> [DIRECTIONS FOR THIS TASK] Return, word for word, every line that follows.

▼

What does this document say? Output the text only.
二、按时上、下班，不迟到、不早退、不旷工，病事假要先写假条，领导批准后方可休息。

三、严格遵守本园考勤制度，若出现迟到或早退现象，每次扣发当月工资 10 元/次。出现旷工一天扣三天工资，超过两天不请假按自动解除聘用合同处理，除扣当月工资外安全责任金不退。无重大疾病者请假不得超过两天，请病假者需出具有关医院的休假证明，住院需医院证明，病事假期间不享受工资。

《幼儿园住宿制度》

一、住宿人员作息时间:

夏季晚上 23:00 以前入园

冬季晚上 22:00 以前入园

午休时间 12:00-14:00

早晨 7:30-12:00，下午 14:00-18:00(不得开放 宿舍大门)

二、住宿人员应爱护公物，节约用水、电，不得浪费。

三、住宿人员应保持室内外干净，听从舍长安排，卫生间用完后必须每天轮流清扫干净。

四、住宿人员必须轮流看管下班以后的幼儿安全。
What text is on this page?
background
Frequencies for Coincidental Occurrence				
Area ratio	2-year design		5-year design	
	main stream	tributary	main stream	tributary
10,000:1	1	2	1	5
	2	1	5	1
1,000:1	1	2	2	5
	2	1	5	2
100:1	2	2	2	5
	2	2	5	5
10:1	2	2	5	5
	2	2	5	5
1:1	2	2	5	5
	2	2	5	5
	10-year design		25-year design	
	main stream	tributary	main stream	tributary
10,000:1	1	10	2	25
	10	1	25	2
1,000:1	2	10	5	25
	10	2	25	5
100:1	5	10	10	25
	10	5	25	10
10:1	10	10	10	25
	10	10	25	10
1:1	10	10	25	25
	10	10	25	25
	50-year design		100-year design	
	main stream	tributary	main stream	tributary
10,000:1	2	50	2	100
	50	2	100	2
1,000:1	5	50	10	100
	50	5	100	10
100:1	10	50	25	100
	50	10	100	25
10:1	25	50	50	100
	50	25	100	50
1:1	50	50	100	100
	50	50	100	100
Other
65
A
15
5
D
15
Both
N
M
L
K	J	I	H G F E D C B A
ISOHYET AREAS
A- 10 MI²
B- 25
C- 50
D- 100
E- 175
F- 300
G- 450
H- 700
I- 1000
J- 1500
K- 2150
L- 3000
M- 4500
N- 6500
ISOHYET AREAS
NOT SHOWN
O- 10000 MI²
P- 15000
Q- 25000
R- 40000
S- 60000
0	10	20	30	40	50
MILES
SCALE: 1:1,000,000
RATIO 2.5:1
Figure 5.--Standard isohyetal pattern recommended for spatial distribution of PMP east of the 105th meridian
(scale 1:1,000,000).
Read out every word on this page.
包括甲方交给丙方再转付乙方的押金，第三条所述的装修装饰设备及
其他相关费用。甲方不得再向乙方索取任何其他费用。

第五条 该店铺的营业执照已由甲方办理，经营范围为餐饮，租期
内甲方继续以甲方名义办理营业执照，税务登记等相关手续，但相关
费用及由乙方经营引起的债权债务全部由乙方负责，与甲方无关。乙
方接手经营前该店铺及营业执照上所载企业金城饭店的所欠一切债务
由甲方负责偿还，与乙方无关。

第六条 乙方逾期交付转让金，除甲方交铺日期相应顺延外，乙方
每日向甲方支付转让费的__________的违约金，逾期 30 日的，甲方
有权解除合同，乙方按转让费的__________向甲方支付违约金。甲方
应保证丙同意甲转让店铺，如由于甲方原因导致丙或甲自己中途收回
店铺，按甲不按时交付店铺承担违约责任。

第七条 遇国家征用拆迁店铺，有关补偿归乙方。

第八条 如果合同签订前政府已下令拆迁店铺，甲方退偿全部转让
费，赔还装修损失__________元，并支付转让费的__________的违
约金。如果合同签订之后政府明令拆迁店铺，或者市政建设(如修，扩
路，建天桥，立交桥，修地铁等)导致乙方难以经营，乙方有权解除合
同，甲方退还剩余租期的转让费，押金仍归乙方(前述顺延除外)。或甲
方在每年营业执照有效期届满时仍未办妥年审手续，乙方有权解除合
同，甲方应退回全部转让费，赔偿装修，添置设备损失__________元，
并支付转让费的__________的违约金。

▲

> [RESPONSE]
What does this document say? Output the text only.
二、按时上、下班，不迟到、不早退、不旷工，病事假要先写假条，领导批准后方可休息。

三、严格遵守本园考勤制度，若出现迟到或早退现象，每次扣发当月工资 10 元/次。出现旷工一天扣三天工资，超过两天不请假按自动解除聘用合同处理，除扣当月工资外安全责任金不退。无重大疾病者请假不得超过两天，请病假者需出具有关医院的休假证明，住院需医院证明，病事假期间不享受工资。

《幼儿园住宿制度》

一、住宿人员作息时间:

夏季晚上 23:00 以前入园

冬季晚上 22:00 以前入园

午休时间 12:00-14:00

早晨 7:30-12:00，下午 14:00-18:00(不得开放 宿舍大门)

二、住宿人员应爱护公物，节约用水、电，不得浪费。

三、住宿人员应保持室内外干净，听从舍长安排，卫生间用完后必须每天轮流清扫干净。

四、住宿人员必须轮流看管下班以后的幼儿安全。
What text is on this page?
background
Frequencies for Coincidental Occurrence				
Area ratio	2-year design		5-year design	
	main stream	tributary	main stream	tributary
10,000:1	1	2	1	5
	2	1	5	1
1,000:1	1	2	2	5
	2	1	5	2
100:1	2	2	2	5
	2	2	5	5
10:1	2	2	5	5
	2	2	5	5
1:1	2	2	5	5
	2	2	5	5
	10-year design		25-year design	
	main stream	tributary	main stream	tributary
10,000:1	1	10	2	25
	10	1	25	2
1,000:1	2	10	5	25
	10	2	25	5
100:1	5	10	10	25
	10	5	25	10
10:1	10	10	10	25
	10	10	25	10
1:1	10	10	25	25
	10	10	25	25
	50-year design		100-year design	
	main stream	tributary	main stream	tributary
10,000:1	2	50	2	100
	50	2	100	2
1,000:1	5	50	10	100
	50	5	100	10
100:1	10	50	25	100
	50	10	100	25
10:1	25	50	50	100
	50	25	100	50
1:1	50	50	100	100
	50	50	100	100
Other
65
A
15
5
D
15
Both
N
M
L
K	J	I	H G F E D C B A
ISOHYET AREAS
A- 10 MI²
B- 25
C- 50
D- 100
E- 175
F- 300
G- 450
H- 700
I- 1000
J- 1500
K- 2150
L- 3000
M- 4500
N- 6500
ISOHYET AREAS
NOT SHOWN
O- 10000 MI²
P- 15000
Q- 25000
R- 40000
S- 60000
0	10	20	30	40	50
MILES
SCALE: 1:1,000,000
RATIO 2.5:1
Figure 5.--Standard isohyetal pattern recommended for spatial distribution of PMP east of the 105th meridian
(scale 1:1,000,000).
Read out every word on this page.
包括甲方交给丙方再转付乙方的押金，第三条所述的装修装饰设备及
其他相关费用。甲方不得再向乙方索取任何其他费用。

第五条 该店铺的营业执照已由甲方办理，经营范围为餐饮，租期
内甲方继续以甲方名义办理营业执照，税务登记等相关手续，但相关
费用及由乙方经营引起的债权债务全部由乙方负责，与甲方无关。乙
方接手经营前该店铺及营业执照上所载企业金城饭店的所欠一切债务
由甲方负责偿还，与乙方无关。

第六条 乙方逾期交付转让金，除甲方交铺日期相应顺延外，乙方
每日向甲方支付转让费的__________的违约金，逾期 30 日的，甲方
有权解除合同，乙方按转让费的__________向甲方支付违约金。甲方
应保证丙同意甲转让店铺，如由于甲方原因导致丙或甲自己中途收回
店铺，按甲不按时交付店铺承担违约责任。

第七条 遇国家征用拆迁店铺，有关补偿归乙方。

第八条 如果合同签订前政府已下令拆迁店铺，甲方退偿全部转让
费，赔还装修损失__________元，并支付转让费的__________的违
约金。如果合同签订之后政府明令拆迁店铺，或者市政建设(如修，扩
路，建天桥，立交桥，修地铁等)导致乙方难以经营，乙方有权解除合
同，甲方退还剩余租期的转让费，押金仍归乙方(前述顺延除外)。或甲
方在每年营业执照有效期届满时仍未办妥年审手续，乙方有权解除合
同，甲方应退回全部转让费，赔偿装修，添置设备损失__________元，
并支付转让费的__________的违约金。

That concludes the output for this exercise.